**STATED GOAL:** Below are the records; reproduce all of them exactly but without any images.
begin SOURCE RECORDS
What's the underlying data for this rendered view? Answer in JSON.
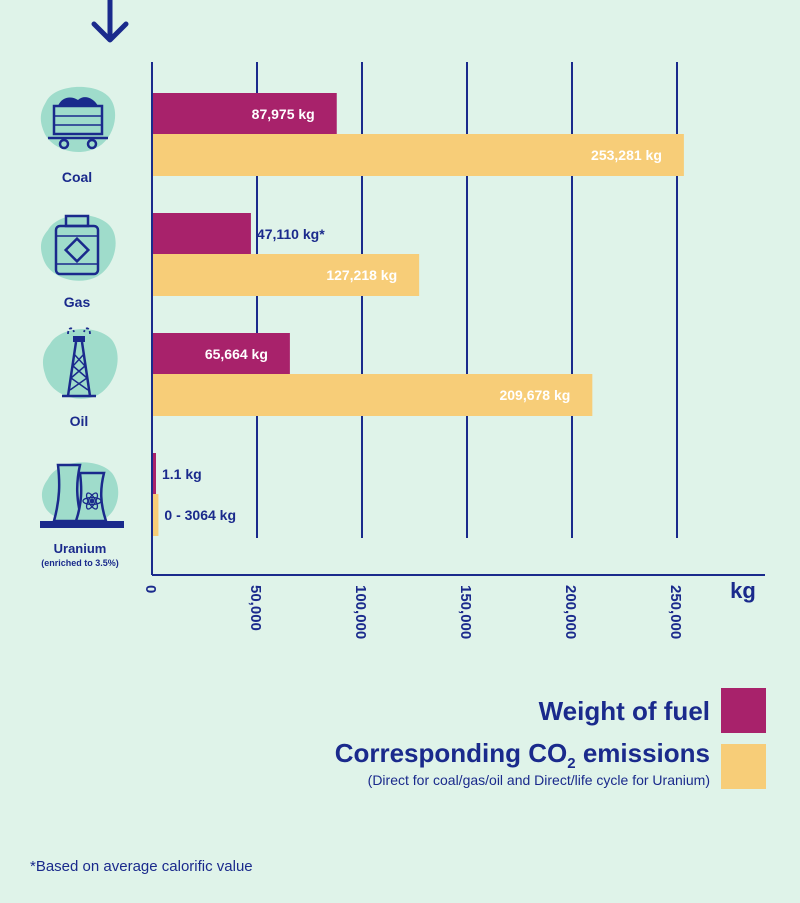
{
  "chart_data": {
    "type": "bar",
    "orientation": "horizontal",
    "categories": [
      "Coal",
      "Gas",
      "Oil",
      "Uranium"
    ],
    "category_notes": [
      "",
      "",
      "",
      "(enriched to 3.5%)"
    ],
    "series": [
      {
        "name": "Weight of fuel",
        "color": "#a8226b",
        "values": [
          87975,
          47110,
          65664,
          1.1
        ],
        "labels": [
          "87,975 kg",
          "47,110 kg*",
          "65,664 kg",
          "1.1 kg"
        ]
      },
      {
        "name": "Corresponding CO2 emissions",
        "color": "#f7cd78",
        "values": [
          253281,
          127218,
          209678,
          3064
        ],
        "labels": [
          "253,281 kg",
          "127,218 kg",
          "209,678 kg",
          "0 - 3064 kg"
        ]
      }
    ],
    "xlim": [
      0,
      290000
    ],
    "x_ticks": [
      0,
      50000,
      100000,
      150000,
      200000,
      250000
    ],
    "x_tick_labels": [
      "0",
      "50,000",
      "100,000",
      "150,000",
      "200,000",
      "250,000"
    ],
    "xlabel": "kg",
    "grid": true
  },
  "legend": {
    "fuel_label": "Weight of fuel",
    "co2_label_main": "Corresponding CO",
    "co2_label_sub": "2",
    "co2_label_end": " emissions",
    "co2_note": "(Direct for coal/gas/oil and Direct/life cycle for Uranium)",
    "fuel_color": "#a8226b",
    "co2_color": "#f7cd78"
  },
  "footnote": "*Based on average calorific value",
  "icons": [
    "arrow-down-icon",
    "coal-cart-icon",
    "gas-cylinder-icon",
    "oil-derrick-icon",
    "nuclear-plant-icon"
  ]
}
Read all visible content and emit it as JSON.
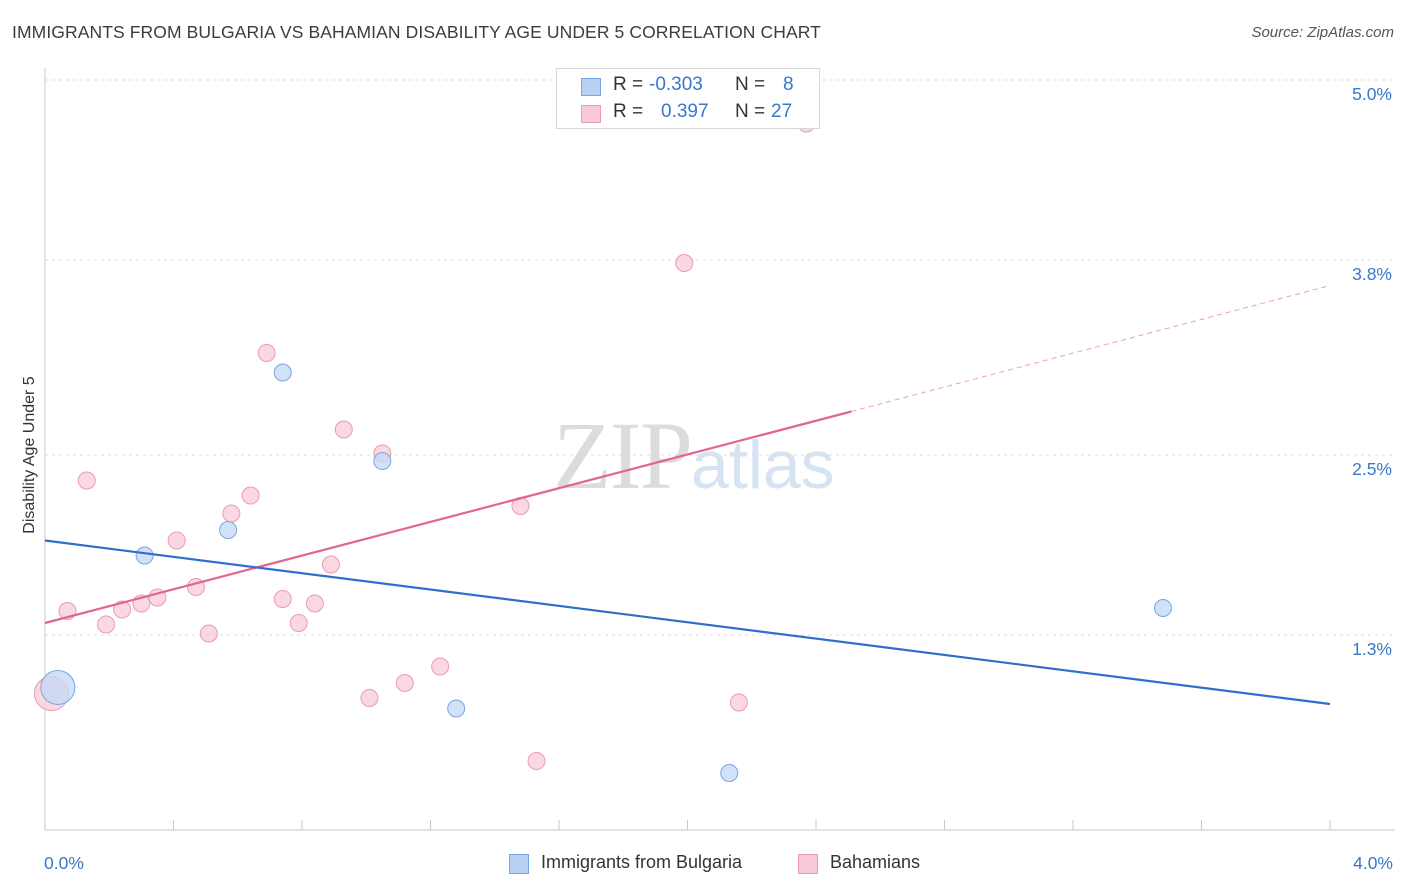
{
  "header": {
    "title": "IMMIGRANTS FROM BULGARIA VS BAHAMIAN DISABILITY AGE UNDER 5 CORRELATION CHART",
    "source": "Source: ZipAtlas.com"
  },
  "watermark": {
    "zip": "ZIP",
    "atlas": "atlas"
  },
  "stats": [
    {
      "r_label": "R =",
      "r_value": "-0.303",
      "n_label": "N =",
      "n_value": "8",
      "color": "#b8d1f3",
      "border": "#7aa6e0"
    },
    {
      "r_label": "R =",
      "r_value": "0.397",
      "n_label": "N =",
      "n_value": "27",
      "color": "#f9c9d8",
      "border": "#ea9bb4"
    }
  ],
  "legend": [
    {
      "label": "Immigrants from Bulgaria",
      "color": "#b8d1f3",
      "border": "#7aa6e0"
    },
    {
      "label": "Bahamians",
      "color": "#f9c9d8",
      "border": "#ea9bb4"
    }
  ],
  "chart_data": {
    "type": "scatter",
    "title": "IMMIGRANTS FROM BULGARIA VS BAHAMIAN DISABILITY AGE UNDER 5 CORRELATION CHART",
    "xlabel": "",
    "ylabel": "Disability Age Under 5",
    "xlim": [
      0,
      4.0
    ],
    "ylim": [
      0,
      5.0
    ],
    "x_tick_labels": [
      "0.0%",
      "4.0%"
    ],
    "y_ticks": [
      1.3,
      2.5,
      3.8,
      5.0
    ],
    "y_tick_labels": [
      "1.3%",
      "2.5%",
      "3.8%",
      "5.0%"
    ],
    "grid": true,
    "legend_position": "bottom",
    "series": [
      {
        "name": "Immigrants from Bulgaria",
        "color": "#7aa6e0",
        "fill": "#c5daf5",
        "points": [
          {
            "x": 0.04,
            "y": 0.95,
            "size": "large"
          },
          {
            "x": 0.31,
            "y": 1.83
          },
          {
            "x": 0.57,
            "y": 2.0
          },
          {
            "x": 0.74,
            "y": 3.05
          },
          {
            "x": 1.05,
            "y": 2.46
          },
          {
            "x": 1.28,
            "y": 0.81
          },
          {
            "x": 2.13,
            "y": 0.38
          },
          {
            "x": 3.48,
            "y": 1.48
          }
        ],
        "trend": {
          "x": [
            0.0,
            4.0
          ],
          "y": [
            1.93,
            0.84
          ],
          "color": "#2f6fcc"
        }
      },
      {
        "name": "Bahamians",
        "color": "#ea9bb4",
        "fill": "#f9cedb",
        "points": [
          {
            "x": 0.02,
            "y": 0.91,
            "size": "large"
          },
          {
            "x": 0.07,
            "y": 1.46
          },
          {
            "x": 0.13,
            "y": 2.33
          },
          {
            "x": 0.19,
            "y": 1.37
          },
          {
            "x": 0.24,
            "y": 1.47
          },
          {
            "x": 0.3,
            "y": 1.51
          },
          {
            "x": 0.35,
            "y": 1.55
          },
          {
            "x": 0.41,
            "y": 1.93
          },
          {
            "x": 0.47,
            "y": 1.62
          },
          {
            "x": 0.51,
            "y": 1.31
          },
          {
            "x": 0.58,
            "y": 2.11
          },
          {
            "x": 0.64,
            "y": 2.23
          },
          {
            "x": 0.69,
            "y": 3.18
          },
          {
            "x": 0.74,
            "y": 1.54
          },
          {
            "x": 0.79,
            "y": 1.38
          },
          {
            "x": 0.84,
            "y": 1.51
          },
          {
            "x": 0.89,
            "y": 1.77
          },
          {
            "x": 0.93,
            "y": 2.67
          },
          {
            "x": 1.01,
            "y": 0.88
          },
          {
            "x": 1.05,
            "y": 2.51
          },
          {
            "x": 1.12,
            "y": 0.98
          },
          {
            "x": 1.23,
            "y": 1.09
          },
          {
            "x": 1.48,
            "y": 2.16
          },
          {
            "x": 1.53,
            "y": 0.46
          },
          {
            "x": 1.99,
            "y": 3.78
          },
          {
            "x": 2.16,
            "y": 0.85
          },
          {
            "x": 2.37,
            "y": 4.71
          }
        ],
        "trend": {
          "x": [
            0.0,
            2.51
          ],
          "y": [
            1.38,
            2.79
          ],
          "color": "#e0668f"
        },
        "trend_extension": {
          "x": [
            2.51,
            4.0
          ],
          "y": [
            2.79,
            3.63
          ],
          "style": "dashed"
        }
      }
    ]
  }
}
end SOURCE RECORDS
**RIGHT ANSWER:**
What's the underlying data for this rendered view? Answer in JSON.
{
  "chart_data": {
    "type": "bar",
    "orientation": "horizontal",
    "categories": [
      "Coal",
      "Gas",
      "Oil",
      "Uranium"
    ],
    "category_notes": [
      "",
      "",
      "",
      "(enriched to 3.5%)"
    ],
    "series": [
      {
        "name": "Weight of fuel",
        "color": "#a8226b",
        "values": [
          87975,
          47110,
          65664,
          1.1
        ],
        "labels": [
          "87,975 kg",
          "47,110 kg*",
          "65,664 kg",
          "1.1 kg"
        ]
      },
      {
        "name": "Corresponding CO2 emissions",
        "color": "#f7cd78",
        "values": [
          253281,
          127218,
          209678,
          3064
        ],
        "labels": [
          "253,281 kg",
          "127,218 kg",
          "209,678 kg",
          "0 - 3064 kg"
        ]
      }
    ],
    "xlim": [
      0,
      290000
    ],
    "x_ticks": [
      0,
      50000,
      100000,
      150000,
      200000,
      250000
    ],
    "x_tick_labels": [
      "0",
      "50,000",
      "100,000",
      "150,000",
      "200,000",
      "250,000"
    ],
    "xlabel": "kg",
    "grid": true
  },
  "legend": {
    "fuel_label": "Weight of fuel",
    "co2_label_main": "Corresponding CO",
    "co2_label_sub": "2",
    "co2_label_end": " emissions",
    "co2_note": "(Direct for coal/gas/oil and Direct/life cycle for Uranium)",
    "fuel_color": "#a8226b",
    "co2_color": "#f7cd78"
  },
  "footnote": "*Based on average calorific value",
  "icons": [
    "arrow-down-icon",
    "coal-cart-icon",
    "gas-cylinder-icon",
    "oil-derrick-icon",
    "nuclear-plant-icon"
  ]
}
Read all visible content and emit it as JSON.
{
  "header": {
    "title": "IMMIGRANTS FROM BULGARIA VS BAHAMIAN DISABILITY AGE UNDER 5 CORRELATION CHART",
    "source": "Source: ZipAtlas.com"
  },
  "watermark": {
    "zip": "ZIP",
    "atlas": "atlas"
  },
  "stats": [
    {
      "r_label": "R =",
      "r_value": "-0.303",
      "n_label": "N =",
      "n_value": "8",
      "color": "#b8d1f3",
      "border": "#7aa6e0"
    },
    {
      "r_label": "R =",
      "r_value": "0.397",
      "n_label": "N =",
      "n_value": "27",
      "color": "#f9c9d8",
      "border": "#ea9bb4"
    }
  ],
  "legend": [
    {
      "label": "Immigrants from Bulgaria",
      "color": "#b8d1f3",
      "border": "#7aa6e0"
    },
    {
      "label": "Bahamians",
      "color": "#f9c9d8",
      "border": "#ea9bb4"
    }
  ],
  "chart_data": {
    "type": "scatter",
    "title": "IMMIGRANTS FROM BULGARIA VS BAHAMIAN DISABILITY AGE UNDER 5 CORRELATION CHART",
    "xlabel": "",
    "ylabel": "Disability Age Under 5",
    "xlim": [
      0,
      4.0
    ],
    "ylim": [
      0,
      5.0
    ],
    "x_tick_labels": [
      "0.0%",
      "4.0%"
    ],
    "y_ticks": [
      1.3,
      2.5,
      3.8,
      5.0
    ],
    "y_tick_labels": [
      "1.3%",
      "2.5%",
      "3.8%",
      "5.0%"
    ],
    "grid": true,
    "legend_position": "bottom",
    "series": [
      {
        "name": "Immigrants from Bulgaria",
        "color": "#7aa6e0",
        "fill": "#c5daf5",
        "points": [
          {
            "x": 0.04,
            "y": 0.95,
            "size": "large"
          },
          {
            "x": 0.31,
            "y": 1.83
          },
          {
            "x": 0.57,
            "y": 2.0
          },
          {
            "x": 0.74,
            "y": 3.05
          },
          {
            "x": 1.05,
            "y": 2.46
          },
          {
            "x": 1.28,
            "y": 0.81
          },
          {
            "x": 2.13,
            "y": 0.38
          },
          {
            "x": 3.48,
            "y": 1.48
          }
        ],
        "trend": {
          "x": [
            0.0,
            4.0
          ],
          "y": [
            1.93,
            0.84
          ],
          "color": "#2f6fcc"
        }
      },
      {
        "name": "Bahamians",
        "color": "#ea9bb4",
        "fill": "#f9cedb",
        "points": [
          {
            "x": 0.02,
            "y": 0.91,
            "size": "large"
          },
          {
            "x": 0.07,
            "y": 1.46
          },
          {
            "x": 0.13,
            "y": 2.33
          },
          {
            "x": 0.19,
            "y": 1.37
          },
          {
            "x": 0.24,
            "y": 1.47
          },
          {
            "x": 0.3,
            "y": 1.51
          },
          {
            "x": 0.35,
            "y": 1.55
          },
          {
            "x": 0.41,
            "y": 1.93
          },
          {
            "x": 0.47,
            "y": 1.62
          },
          {
            "x": 0.51,
            "y": 1.31
          },
          {
            "x": 0.58,
            "y": 2.11
          },
          {
            "x": 0.64,
            "y": 2.23
          },
          {
            "x": 0.69,
            "y": 3.18
          },
          {
            "x": 0.74,
            "y": 1.54
          },
          {
            "x": 0.79,
            "y": 1.38
          },
          {
            "x": 0.84,
            "y": 1.51
          },
          {
            "x": 0.89,
            "y": 1.77
          },
          {
            "x": 0.93,
            "y": 2.67
          },
          {
            "x": 1.01,
            "y": 0.88
          },
          {
            "x": 1.05,
            "y": 2.51
          },
          {
            "x": 1.12,
            "y": 0.98
          },
          {
            "x": 1.23,
            "y": 1.09
          },
          {
            "x": 1.48,
            "y": 2.16
          },
          {
            "x": 1.53,
            "y": 0.46
          },
          {
            "x": 1.99,
            "y": 3.78
          },
          {
            "x": 2.16,
            "y": 0.85
          },
          {
            "x": 2.37,
            "y": 4.71
          }
        ],
        "trend": {
          "x": [
            0.0,
            2.51
          ],
          "y": [
            1.38,
            2.79
          ],
          "color": "#e0668f"
        },
        "trend_extension": {
          "x": [
            2.51,
            4.0
          ],
          "y": [
            2.79,
            3.63
          ],
          "style": "dashed"
        }
      }
    ]
  }
}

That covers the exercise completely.